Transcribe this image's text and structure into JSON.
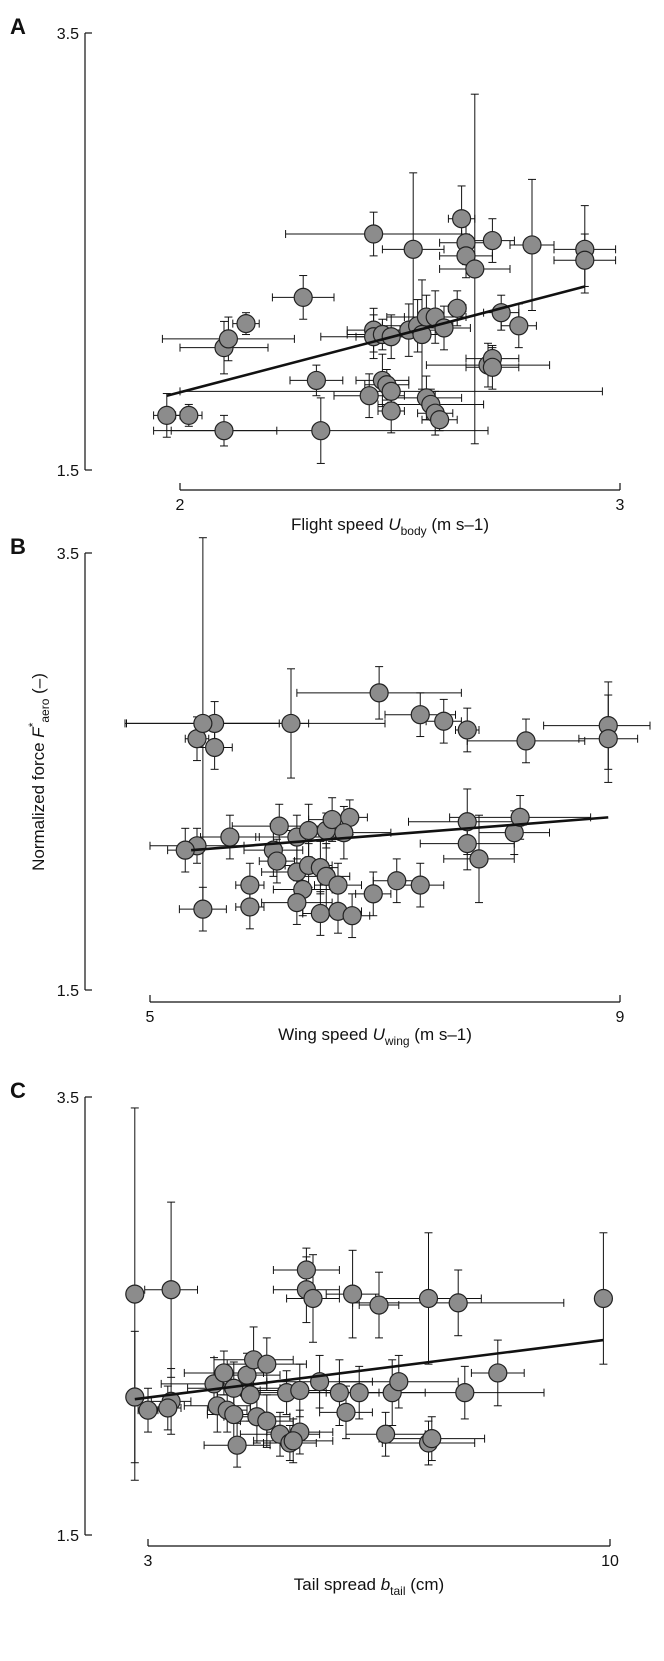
{
  "figure": {
    "panels": [
      "A",
      "B",
      "C"
    ],
    "ylabel": "Normalized force",
    "ylabel_symbol": "F",
    "ylabel_sup": "*",
    "ylabel_sub": "aero",
    "ylabel_unit": "(–)"
  },
  "colors": {
    "marker_fill": "#8c8c8c",
    "marker_stroke": "#222222",
    "fit_line": "#111111",
    "axis": "#111111"
  },
  "chart_data": [
    {
      "type": "scatter",
      "panel": "A",
      "xlabel": "Flight speed",
      "xlabel_symbol": "U",
      "xlabel_sub": "body",
      "xlabel_unit": "(m s–1)",
      "xlim": [
        2,
        3
      ],
      "ylim": [
        1.5,
        3.5
      ],
      "xticks": [
        "2",
        "3"
      ],
      "yticks": [
        "1.5",
        "3.5"
      ],
      "points": [
        {
          "x": 1.97,
          "y": 1.75,
          "xe": 0.03,
          "ye": 0.1
        },
        {
          "x": 2.02,
          "y": 1.75,
          "xe": 0.03,
          "ye": 0.05
        },
        {
          "x": 2.1,
          "y": 1.68,
          "xe": 0.12,
          "ye": 0.07
        },
        {
          "x": 2.32,
          "y": 1.68,
          "xe": 0.38,
          "ye": 0.15
        },
        {
          "x": 2.1,
          "y": 2.06,
          "xe": 0.1,
          "ye": 0.12
        },
        {
          "x": 2.11,
          "y": 2.1,
          "xe": 0.15,
          "ye": 0.1
        },
        {
          "x": 2.15,
          "y": 2.17,
          "xe": 0.03,
          "ye": 0.05
        },
        {
          "x": 2.28,
          "y": 2.29,
          "xe": 0.07,
          "ye": 0.1
        },
        {
          "x": 2.31,
          "y": 1.91,
          "xe": 0.06,
          "ye": 0.07
        },
        {
          "x": 2.44,
          "y": 2.14,
          "xe": 0.06,
          "ye": 0.1
        },
        {
          "x": 2.44,
          "y": 2.11,
          "xe": 0.12,
          "ye": 0.1
        },
        {
          "x": 2.46,
          "y": 2.12,
          "xe": 0.08,
          "ye": 0.07
        },
        {
          "x": 2.48,
          "y": 2.11,
          "xe": 0.08,
          "ye": 0.1
        },
        {
          "x": 2.46,
          "y": 1.91,
          "xe": 0.06,
          "ye": 0.12
        },
        {
          "x": 2.47,
          "y": 1.89,
          "xe": 0.05,
          "ye": 0.07
        },
        {
          "x": 2.48,
          "y": 1.86,
          "xe": 0.48,
          "ye": 0.05
        },
        {
          "x": 2.43,
          "y": 1.84,
          "xe": 0.08,
          "ye": 0.1
        },
        {
          "x": 2.48,
          "y": 1.77,
          "xe": 0.03,
          "ye": 0.1
        },
        {
          "x": 2.52,
          "y": 2.14,
          "xe": 0.07,
          "ye": 0.12
        },
        {
          "x": 2.54,
          "y": 2.16,
          "xe": 0.08,
          "ye": 0.12
        },
        {
          "x": 2.55,
          "y": 2.12,
          "xe": 0.05,
          "ye": 0.25
        },
        {
          "x": 2.56,
          "y": 2.2,
          "xe": 0.09,
          "ye": 0.1
        },
        {
          "x": 2.58,
          "y": 2.2,
          "xe": 0.07,
          "ye": 0.12
        },
        {
          "x": 2.6,
          "y": 2.15,
          "xe": 0.06,
          "ye": 0.1
        },
        {
          "x": 2.56,
          "y": 1.83,
          "xe": 0.08,
          "ye": 0.1
        },
        {
          "x": 2.57,
          "y": 1.8,
          "xe": 0.12,
          "ye": 0.07
        },
        {
          "x": 2.58,
          "y": 1.76,
          "xe": 0.04,
          "ye": 0.1
        },
        {
          "x": 2.59,
          "y": 1.73,
          "xe": 0.04,
          "ye": 0.05
        },
        {
          "x": 2.64,
          "y": 2.65,
          "xe": 0.03,
          "ye": 0.15
        },
        {
          "x": 2.63,
          "y": 2.24,
          "xe": 0.02,
          "ye": 0.08
        },
        {
          "x": 2.65,
          "y": 2.54,
          "xe": 0.06,
          "ye": 0.1
        },
        {
          "x": 2.65,
          "y": 2.48,
          "xe": 0.06,
          "ye": 0.1
        },
        {
          "x": 2.67,
          "y": 2.42,
          "xe": 0.08,
          "ye": 0.8
        },
        {
          "x": 2.71,
          "y": 2.55,
          "xe": 0.05,
          "ye": 0.1
        },
        {
          "x": 2.53,
          "y": 2.51,
          "xe": 0.07,
          "ye": 0.35
        },
        {
          "x": 2.44,
          "y": 2.58,
          "xe": 0.2,
          "ye": 0.1
        },
        {
          "x": 2.7,
          "y": 1.98,
          "xe": 0.14,
          "ye": 0.1
        },
        {
          "x": 2.71,
          "y": 2.01,
          "xe": 0.06,
          "ye": 0.05
        },
        {
          "x": 2.73,
          "y": 2.22,
          "xe": 0.04,
          "ye": 0.08
        },
        {
          "x": 2.77,
          "y": 2.16,
          "xe": 0.04,
          "ye": 0.1
        },
        {
          "x": 2.8,
          "y": 2.53,
          "xe": 0.05,
          "ye": 0.3
        },
        {
          "x": 2.92,
          "y": 2.51,
          "xe": 0.07,
          "ye": 0.2
        },
        {
          "x": 2.92,
          "y": 2.46,
          "xe": 0.07,
          "ye": 0.12
        },
        {
          "x": 2.71,
          "y": 1.97,
          "xe": 0.06,
          "ye": 0.1
        }
      ],
      "fit": [
        [
          1.97,
          1.84
        ],
        [
          2.92,
          2.34
        ]
      ]
    },
    {
      "type": "scatter",
      "panel": "B",
      "xlabel": "Wing speed",
      "xlabel_symbol": "U",
      "xlabel_sub": "wing",
      "xlabel_unit": "(m s–1)",
      "xlim": [
        5,
        9
      ],
      "ylim": [
        1.5,
        3.5
      ],
      "xticks": [
        "5",
        "9"
      ],
      "yticks": [
        "1.5",
        "3.5"
      ],
      "points": [
        {
          "x": 5.4,
          "y": 2.65,
          "xe": 0.1,
          "ye": 0.1
        },
        {
          "x": 5.55,
          "y": 2.72,
          "xe": 0.8,
          "ye": 0.1
        },
        {
          "x": 5.45,
          "y": 2.72,
          "xe": 0.65,
          "ye": 0.85
        },
        {
          "x": 5.55,
          "y": 2.61,
          "xe": 0.15,
          "ye": 0.1
        },
        {
          "x": 6.2,
          "y": 2.72,
          "xe": 0.8,
          "ye": 0.25
        },
        {
          "x": 6.95,
          "y": 2.86,
          "xe": 0.7,
          "ye": 0.12
        },
        {
          "x": 7.3,
          "y": 2.76,
          "xe": 0.3,
          "ye": 0.1
        },
        {
          "x": 7.5,
          "y": 2.73,
          "xe": 0.15,
          "ye": 0.1
        },
        {
          "x": 7.7,
          "y": 2.69,
          "xe": 0.1,
          "ye": 0.1
        },
        {
          "x": 8.2,
          "y": 2.64,
          "xe": 0.5,
          "ye": 0.1
        },
        {
          "x": 8.9,
          "y": 2.71,
          "xe": 0.55,
          "ye": 0.2
        },
        {
          "x": 8.9,
          "y": 2.65,
          "xe": 0.25,
          "ye": 0.2
        },
        {
          "x": 5.4,
          "y": 2.16,
          "xe": 0.4,
          "ye": 0.08
        },
        {
          "x": 5.68,
          "y": 2.2,
          "xe": 0.25,
          "ye": 0.1
        },
        {
          "x": 5.3,
          "y": 2.14,
          "xe": 0.15,
          "ye": 0.1
        },
        {
          "x": 6.05,
          "y": 2.14,
          "xe": 0.25,
          "ye": 0.12
        },
        {
          "x": 6.1,
          "y": 2.25,
          "xe": 0.4,
          "ye": 0.1
        },
        {
          "x": 6.25,
          "y": 2.2,
          "xe": 0.35,
          "ye": 0.1
        },
        {
          "x": 6.35,
          "y": 2.23,
          "xe": 0.3,
          "ye": 0.12
        },
        {
          "x": 6.5,
          "y": 2.23,
          "xe": 0.2,
          "ye": 0.08
        },
        {
          "x": 6.55,
          "y": 2.28,
          "xe": 0.2,
          "ye": 0.1
        },
        {
          "x": 6.7,
          "y": 2.29,
          "xe": 0.15,
          "ye": 0.08
        },
        {
          "x": 6.65,
          "y": 2.22,
          "xe": 0.4,
          "ye": 0.12
        },
        {
          "x": 6.25,
          "y": 2.04,
          "xe": 0.3,
          "ye": 0.15
        },
        {
          "x": 6.3,
          "y": 1.96,
          "xe": 0.25,
          "ye": 0.12
        },
        {
          "x": 6.08,
          "y": 2.09,
          "xe": 0.15,
          "ye": 0.1
        },
        {
          "x": 6.25,
          "y": 1.9,
          "xe": 0.3,
          "ye": 0.1
        },
        {
          "x": 6.35,
          "y": 2.07,
          "xe": 0.2,
          "ye": 0.1
        },
        {
          "x": 6.45,
          "y": 2.06,
          "xe": 0.15,
          "ye": 0.12
        },
        {
          "x": 6.5,
          "y": 2.02,
          "xe": 0.2,
          "ye": 0.15
        },
        {
          "x": 5.85,
          "y": 1.98,
          "xe": 0.12,
          "ye": 0.1
        },
        {
          "x": 5.85,
          "y": 1.88,
          "xe": 0.12,
          "ye": 0.1
        },
        {
          "x": 5.45,
          "y": 1.87,
          "xe": 0.2,
          "ye": 0.1
        },
        {
          "x": 6.6,
          "y": 1.98,
          "xe": 0.2,
          "ye": 0.1
        },
        {
          "x": 6.45,
          "y": 1.85,
          "xe": 0.15,
          "ye": 0.1
        },
        {
          "x": 6.6,
          "y": 1.86,
          "xe": 0.2,
          "ye": 0.1
        },
        {
          "x": 6.72,
          "y": 1.84,
          "xe": 0.15,
          "ye": 0.1
        },
        {
          "x": 6.9,
          "y": 1.94,
          "xe": 0.15,
          "ye": 0.1
        },
        {
          "x": 7.1,
          "y": 2.0,
          "xe": 0.2,
          "ye": 0.1
        },
        {
          "x": 7.3,
          "y": 1.98,
          "xe": 0.2,
          "ye": 0.1
        },
        {
          "x": 7.7,
          "y": 2.27,
          "xe": 0.5,
          "ye": 0.15
        },
        {
          "x": 7.7,
          "y": 2.17,
          "xe": 0.4,
          "ye": 0.12
        },
        {
          "x": 7.8,
          "y": 2.1,
          "xe": 0.3,
          "ye": 0.2
        },
        {
          "x": 8.1,
          "y": 2.22,
          "xe": 0.3,
          "ye": 0.1
        },
        {
          "x": 8.15,
          "y": 2.29,
          "xe": 0.6,
          "ye": 0.1
        }
      ],
      "fit": [
        [
          5.35,
          2.14
        ],
        [
          8.9,
          2.29
        ]
      ]
    },
    {
      "type": "scatter",
      "panel": "C",
      "xlabel": "Tail spread",
      "xlabel_symbol": "b",
      "xlabel_sub": "tail",
      "xlabel_unit": "(cm)",
      "xlim": [
        3,
        10
      ],
      "ylim": [
        1.5,
        3.5
      ],
      "xticks": [
        "3",
        "10"
      ],
      "yticks": [
        "1.5",
        "3.5"
      ],
      "points": [
        {
          "x": 2.8,
          "y": 2.6,
          "xe": 0.05,
          "ye": 0.85
        },
        {
          "x": 3.35,
          "y": 2.62,
          "xe": 0.4,
          "ye": 0.4
        },
        {
          "x": 2.8,
          "y": 2.13,
          "xe": 0.05,
          "ye": 0.3
        },
        {
          "x": 3.35,
          "y": 2.11,
          "xe": 0.3,
          "ye": 0.15
        },
        {
          "x": 3.3,
          "y": 2.08,
          "xe": 0.2,
          "ye": 0.1
        },
        {
          "x": 3.0,
          "y": 2.07,
          "xe": 0.15,
          "ye": 0.1
        },
        {
          "x": 4.0,
          "y": 2.19,
          "xe": 0.8,
          "ye": 0.12
        },
        {
          "x": 4.15,
          "y": 2.24,
          "xe": 0.6,
          "ye": 0.1
        },
        {
          "x": 4.3,
          "y": 2.17,
          "xe": 0.7,
          "ye": 0.12
        },
        {
          "x": 4.5,
          "y": 2.23,
          "xe": 0.5,
          "ye": 0.1
        },
        {
          "x": 4.6,
          "y": 2.3,
          "xe": 0.6,
          "ye": 0.15
        },
        {
          "x": 4.8,
          "y": 2.28,
          "xe": 0.6,
          "ye": 0.12
        },
        {
          "x": 4.05,
          "y": 2.09,
          "xe": 0.5,
          "ye": 0.12
        },
        {
          "x": 4.2,
          "y": 2.07,
          "xe": 0.3,
          "ye": 0.1
        },
        {
          "x": 4.55,
          "y": 2.14,
          "xe": 0.5,
          "ye": 0.12
        },
        {
          "x": 5.1,
          "y": 2.15,
          "xe": 0.7,
          "ye": 0.1
        },
        {
          "x": 4.3,
          "y": 2.05,
          "xe": 0.4,
          "ye": 0.12
        },
        {
          "x": 4.35,
          "y": 1.91,
          "xe": 0.5,
          "ye": 0.1
        },
        {
          "x": 4.65,
          "y": 2.04,
          "xe": 0.5,
          "ye": 0.12
        },
        {
          "x": 4.8,
          "y": 2.02,
          "xe": 0.4,
          "ye": 0.12
        },
        {
          "x": 5.0,
          "y": 1.96,
          "xe": 0.6,
          "ye": 0.1
        },
        {
          "x": 5.3,
          "y": 1.97,
          "xe": 0.5,
          "ye": 0.1
        },
        {
          "x": 5.15,
          "y": 1.92,
          "xe": 0.4,
          "ye": 0.08
        },
        {
          "x": 5.2,
          "y": 1.93,
          "xe": 0.6,
          "ye": 0.1
        },
        {
          "x": 5.3,
          "y": 2.16,
          "xe": 0.6,
          "ye": 0.12
        },
        {
          "x": 5.6,
          "y": 2.2,
          "xe": 0.8,
          "ye": 0.12
        },
        {
          "x": 5.4,
          "y": 2.71,
          "xe": 0.5,
          "ye": 0.1
        },
        {
          "x": 5.4,
          "y": 2.62,
          "xe": 0.5,
          "ye": 0.15
        },
        {
          "x": 5.5,
          "y": 2.58,
          "xe": 0.4,
          "ye": 0.2
        },
        {
          "x": 6.1,
          "y": 2.6,
          "xe": 0.4,
          "ye": 0.2
        },
        {
          "x": 5.9,
          "y": 2.15,
          "xe": 0.6,
          "ye": 0.15
        },
        {
          "x": 6.0,
          "y": 2.06,
          "xe": 0.4,
          "ye": 0.12
        },
        {
          "x": 6.2,
          "y": 2.15,
          "xe": 0.5,
          "ye": 0.12
        },
        {
          "x": 6.5,
          "y": 2.55,
          "xe": 0.3,
          "ye": 0.15
        },
        {
          "x": 6.7,
          "y": 2.15,
          "xe": 0.5,
          "ye": 0.15
        },
        {
          "x": 6.8,
          "y": 2.2,
          "xe": 0.9,
          "ye": 0.12
        },
        {
          "x": 6.6,
          "y": 1.96,
          "xe": 0.6,
          "ye": 0.1
        },
        {
          "x": 7.25,
          "y": 2.58,
          "xe": 0.8,
          "ye": 0.3
        },
        {
          "x": 7.25,
          "y": 1.92,
          "xe": 0.7,
          "ye": 0.1
        },
        {
          "x": 7.3,
          "y": 1.94,
          "xe": 0.8,
          "ye": 0.1
        },
        {
          "x": 7.8,
          "y": 2.15,
          "xe": 1.2,
          "ye": 0.12
        },
        {
          "x": 7.7,
          "y": 2.56,
          "xe": 1.6,
          "ye": 0.15
        },
        {
          "x": 8.3,
          "y": 2.24,
          "xe": 0.4,
          "ye": 0.15
        },
        {
          "x": 9.9,
          "y": 2.58,
          "xe": 0.1,
          "ye": 0.3
        }
      ],
      "fit": [
        [
          2.8,
          2.12
        ],
        [
          9.9,
          2.39
        ]
      ]
    }
  ]
}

* **Exercise aim**:
Copy each line of the listing that includes "speed".

* **Task result**:
      "xlabel": "Flight speed",
      "xlabel": "Wing speed",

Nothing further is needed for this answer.